• [Dataset rows]
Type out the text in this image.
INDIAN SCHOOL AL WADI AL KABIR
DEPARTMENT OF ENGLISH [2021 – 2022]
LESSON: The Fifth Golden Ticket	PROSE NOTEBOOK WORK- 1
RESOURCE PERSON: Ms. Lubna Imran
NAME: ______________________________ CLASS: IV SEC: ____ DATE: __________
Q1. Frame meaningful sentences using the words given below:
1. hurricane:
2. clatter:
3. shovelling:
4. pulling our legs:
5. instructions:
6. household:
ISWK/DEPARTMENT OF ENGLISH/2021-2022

• [Problem to work on] Copy out each record, keeping every word as it is.

• [Completed exercise]
Type out the text in this image.
INDIAN SCHOOL AL WADI AL KABIR
DEPARTMENT OF ENGLISH [2021 – 2022]
LESSON: The Fifth Golden Ticket	PROSE NOTEBOOK WORK- 1
RESOURCE PERSON: Ms. Lubna Imran
NAME: ______________________________ CLASS: IV SEC: ____ DATE: __________
Q1. Frame meaningful sentences using the words given below:
1. hurricane:
2. clatter:
3. shovelling:
4. pulling our legs:
5. instructions:
6. household:
ISWK/DEPARTMENT OF ENGLISH/2021-2022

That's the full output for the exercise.